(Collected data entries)
***

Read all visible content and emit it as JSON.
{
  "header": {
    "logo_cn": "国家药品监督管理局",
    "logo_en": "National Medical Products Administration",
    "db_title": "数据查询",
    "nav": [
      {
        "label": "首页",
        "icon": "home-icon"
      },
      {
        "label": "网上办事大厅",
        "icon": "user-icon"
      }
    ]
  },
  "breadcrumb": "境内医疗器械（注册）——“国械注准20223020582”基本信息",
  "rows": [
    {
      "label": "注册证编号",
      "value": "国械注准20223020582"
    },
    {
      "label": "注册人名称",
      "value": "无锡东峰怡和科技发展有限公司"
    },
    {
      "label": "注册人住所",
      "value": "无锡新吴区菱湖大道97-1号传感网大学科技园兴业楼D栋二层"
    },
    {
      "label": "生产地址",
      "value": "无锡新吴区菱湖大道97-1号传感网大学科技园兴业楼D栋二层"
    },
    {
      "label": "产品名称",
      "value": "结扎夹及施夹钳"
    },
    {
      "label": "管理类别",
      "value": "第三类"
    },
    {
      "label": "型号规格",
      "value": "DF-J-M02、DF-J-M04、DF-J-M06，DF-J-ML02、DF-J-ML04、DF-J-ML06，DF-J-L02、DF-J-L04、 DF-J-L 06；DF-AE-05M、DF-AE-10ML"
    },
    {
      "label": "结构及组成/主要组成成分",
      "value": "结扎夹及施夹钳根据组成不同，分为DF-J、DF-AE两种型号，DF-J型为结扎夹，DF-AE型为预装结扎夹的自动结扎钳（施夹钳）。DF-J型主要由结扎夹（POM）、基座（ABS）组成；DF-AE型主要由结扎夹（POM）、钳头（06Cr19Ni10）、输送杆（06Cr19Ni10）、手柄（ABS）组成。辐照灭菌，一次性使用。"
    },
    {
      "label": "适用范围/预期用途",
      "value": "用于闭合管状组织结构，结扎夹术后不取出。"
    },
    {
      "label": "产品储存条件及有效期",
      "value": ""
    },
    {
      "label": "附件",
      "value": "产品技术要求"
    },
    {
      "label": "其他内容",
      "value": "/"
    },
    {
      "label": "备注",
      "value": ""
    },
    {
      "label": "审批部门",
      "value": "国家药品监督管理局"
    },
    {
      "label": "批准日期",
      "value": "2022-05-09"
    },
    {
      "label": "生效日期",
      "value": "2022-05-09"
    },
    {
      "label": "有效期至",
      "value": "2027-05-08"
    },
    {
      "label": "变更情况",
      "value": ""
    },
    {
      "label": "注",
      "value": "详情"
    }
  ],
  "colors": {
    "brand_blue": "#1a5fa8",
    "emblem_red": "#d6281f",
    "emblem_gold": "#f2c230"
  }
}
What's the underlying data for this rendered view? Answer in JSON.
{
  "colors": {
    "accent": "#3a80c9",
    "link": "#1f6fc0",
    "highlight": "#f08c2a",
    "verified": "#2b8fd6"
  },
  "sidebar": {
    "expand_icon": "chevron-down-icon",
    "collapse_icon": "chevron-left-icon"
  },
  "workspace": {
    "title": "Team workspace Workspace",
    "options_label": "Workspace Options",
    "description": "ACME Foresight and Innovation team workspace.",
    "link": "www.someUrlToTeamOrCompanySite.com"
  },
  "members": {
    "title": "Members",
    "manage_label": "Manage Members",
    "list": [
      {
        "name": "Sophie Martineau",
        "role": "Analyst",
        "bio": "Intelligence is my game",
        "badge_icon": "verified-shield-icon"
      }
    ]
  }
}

***

● **Problem requirements**: Copy the data above in full, character for character.

● **Correct output**:
Read all visible content and emit it as JSON.
{
  "header": {
    "logo_cn": "国家药品监督管理局",
    "logo_en": "National Medical Products Administration",
    "db_title": "数据查询",
    "nav": [
      {
        "label": "首页",
        "icon": "home-icon"
      },
      {
        "label": "网上办事大厅",
        "icon": "user-icon"
      }
    ]
  },
  "breadcrumb": "境内医疗器械（注册）——“国械注准20223020582”基本信息",
  "rows": [
    {
      "label": "注册证编号",
      "value": "国械注准20223020582"
    },
    {
      "label": "注册人名称",
      "value": "无锡东峰怡和科技发展有限公司"
    },
    {
      "label": "注册人住所",
      "value": "无锡新吴区菱湖大道97-1号传感网大学科技园兴业楼D栋二层"
    },
    {
      "label": "生产地址",
      "value": "无锡新吴区菱湖大道97-1号传感网大学科技园兴业楼D栋二层"
    },
    {
      "label": "产品名称",
      "value": "结扎夹及施夹钳"
    },
    {
      "label": "管理类别",
      "value": "第三类"
    },
    {
      "label": "型号规格",
      "value": "DF-J-M02、DF-J-M04、DF-J-M06，DF-J-ML02、DF-J-ML04、DF-J-ML06，DF-J-L02、DF-J-L04、 DF-J-L 06；DF-AE-05M、DF-AE-10ML"
    },
    {
      "label": "结构及组成/主要组成成分",
      "value": "结扎夹及施夹钳根据组成不同，分为DF-J、DF-AE两种型号，DF-J型为结扎夹，DF-AE型为预装结扎夹的自动结扎钳（施夹钳）。DF-J型主要由结扎夹（POM）、基座（ABS）组成；DF-AE型主要由结扎夹（POM）、钳头（06Cr19Ni10）、输送杆（06Cr19Ni10）、手柄（ABS）组成。辐照灭菌，一次性使用。"
    },
    {
      "label": "适用范围/预期用途",
      "value": "用于闭合管状组织结构，结扎夹术后不取出。"
    },
    {
      "label": "产品储存条件及有效期",
      "value": ""
    },
    {
      "label": "附件",
      "value": "产品技术要求"
    },
    {
      "label": "其他内容",
      "value": "/"
    },
    {
      "label": "备注",
      "value": ""
    },
    {
      "label": "审批部门",
      "value": "国家药品监督管理局"
    },
    {
      "label": "批准日期",
      "value": "2022-05-09"
    },
    {
      "label": "生效日期",
      "value": "2022-05-09"
    },
    {
      "label": "有效期至",
      "value": "2027-05-08"
    },
    {
      "label": "变更情况",
      "value": ""
    },
    {
      "label": "注",
      "value": "详情"
    }
  ],
  "colors": {
    "brand_blue": "#1a5fa8",
    "emblem_red": "#d6281f",
    "emblem_gold": "#f2c230"
  }
}
What's the underlying data for this rendered view? Answer in JSON.
{
  "colors": {
    "accent": "#3a80c9",
    "link": "#1f6fc0",
    "highlight": "#f08c2a",
    "verified": "#2b8fd6"
  },
  "sidebar": {
    "expand_icon": "chevron-down-icon",
    "collapse_icon": "chevron-left-icon"
  },
  "workspace": {
    "title": "Team workspace Workspace",
    "options_label": "Workspace Options",
    "description": "ACME Foresight and Innovation team workspace.",
    "link": "www.someUrlToTeamOrCompanySite.com"
  },
  "members": {
    "title": "Members",
    "manage_label": "Manage Members",
    "list": [
      {
        "name": "Sophie Martineau",
        "role": "Analyst",
        "bio": "Intelligence is my game",
        "badge_icon": "verified-shield-icon"
      }
    ]
  }
}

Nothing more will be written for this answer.